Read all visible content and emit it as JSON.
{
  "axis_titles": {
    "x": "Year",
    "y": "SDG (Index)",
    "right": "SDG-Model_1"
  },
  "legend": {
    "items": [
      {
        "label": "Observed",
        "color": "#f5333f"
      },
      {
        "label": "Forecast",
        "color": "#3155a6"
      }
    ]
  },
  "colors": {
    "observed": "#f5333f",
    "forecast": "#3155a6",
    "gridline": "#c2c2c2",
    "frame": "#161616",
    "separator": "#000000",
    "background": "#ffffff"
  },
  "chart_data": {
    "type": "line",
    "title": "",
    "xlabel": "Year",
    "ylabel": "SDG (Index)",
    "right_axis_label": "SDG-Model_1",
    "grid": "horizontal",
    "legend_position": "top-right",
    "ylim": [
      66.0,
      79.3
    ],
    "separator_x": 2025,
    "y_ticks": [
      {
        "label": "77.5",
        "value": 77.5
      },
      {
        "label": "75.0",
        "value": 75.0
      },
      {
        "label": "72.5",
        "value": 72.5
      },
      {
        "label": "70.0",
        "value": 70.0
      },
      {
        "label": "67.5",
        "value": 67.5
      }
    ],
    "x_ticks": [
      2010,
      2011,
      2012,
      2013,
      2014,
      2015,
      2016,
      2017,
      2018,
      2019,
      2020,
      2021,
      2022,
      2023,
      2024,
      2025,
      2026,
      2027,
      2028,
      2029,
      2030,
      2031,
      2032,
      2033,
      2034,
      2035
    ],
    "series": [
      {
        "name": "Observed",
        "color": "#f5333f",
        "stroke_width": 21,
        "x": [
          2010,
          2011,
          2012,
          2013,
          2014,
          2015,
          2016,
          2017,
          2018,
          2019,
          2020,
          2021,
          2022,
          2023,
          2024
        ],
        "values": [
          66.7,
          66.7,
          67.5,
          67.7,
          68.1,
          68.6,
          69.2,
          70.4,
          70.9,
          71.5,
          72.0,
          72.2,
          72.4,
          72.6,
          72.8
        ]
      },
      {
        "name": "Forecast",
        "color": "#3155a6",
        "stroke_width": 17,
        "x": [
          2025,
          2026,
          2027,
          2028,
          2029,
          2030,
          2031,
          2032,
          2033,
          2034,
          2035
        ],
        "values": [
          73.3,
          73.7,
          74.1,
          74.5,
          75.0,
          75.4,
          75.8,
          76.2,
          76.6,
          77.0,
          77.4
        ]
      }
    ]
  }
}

=======

TASK ->
Retype the listing. Match it exactly.

ANSWER TO THIS TASK ->
Read all visible content and emit it as JSON.
{
  "axis_titles": {
    "x": "Year",
    "y": "SDG (Index)",
    "right": "SDG-Model_1"
  },
  "legend": {
    "items": [
      {
        "label": "Observed",
        "color": "#f5333f"
      },
      {
        "label": "Forecast",
        "color": "#3155a6"
      }
    ]
  },
  "colors": {
    "observed": "#f5333f",
    "forecast": "#3155a6",
    "gridline": "#c2c2c2",
    "frame": "#161616",
    "separator": "#000000",
    "background": "#ffffff"
  },
  "chart_data": {
    "type": "line",
    "title": "",
    "xlabel": "Year",
    "ylabel": "SDG (Index)",
    "right_axis_label": "SDG-Model_1",
    "grid": "horizontal",
    "legend_position": "top-right",
    "ylim": [
      66.0,
      79.3
    ],
    "separator_x": 2025,
    "y_ticks": [
      {
        "label": "77.5",
        "value": 77.5
      },
      {
        "label": "75.0",
        "value": 75.0
      },
      {
        "label": "72.5",
        "value": 72.5
      },
      {
        "label": "70.0",
        "value": 70.0
      },
      {
        "label": "67.5",
        "value": 67.5
      }
    ],
    "x_ticks": [
      2010,
      2011,
      2012,
      2013,
      2014,
      2015,
      2016,
      2017,
      2018,
      2019,
      2020,
      2021,
      2022,
      2023,
      2024,
      2025,
      2026,
      2027,
      2028,
      2029,
      2030,
      2031,
      2032,
      2033,
      2034,
      2035
    ],
    "series": [
      {
        "name": "Observed",
        "color": "#f5333f",
        "stroke_width": 21,
        "x": [
          2010,
          2011,
          2012,
          2013,
          2014,
          2015,
          2016,
          2017,
          2018,
          2019,
          2020,
          2021,
          2022,
          2023,
          2024
        ],
        "values": [
          66.7,
          66.7,
          67.5,
          67.7,
          68.1,
          68.6,
          69.2,
          70.4,
          70.9,
          71.5,
          72.0,
          72.2,
          72.4,
          72.6,
          72.8
        ]
      },
      {
        "name": "Forecast",
        "color": "#3155a6",
        "stroke_width": 17,
        "x": [
          2025,
          2026,
          2027,
          2028,
          2029,
          2030,
          2031,
          2032,
          2033,
          2034,
          2035
        ],
        "values": [
          73.3,
          73.7,
          74.1,
          74.5,
          75.0,
          75.4,
          75.8,
          76.2,
          76.6,
          77.0,
          77.4
        ]
      }
    ]
  }
}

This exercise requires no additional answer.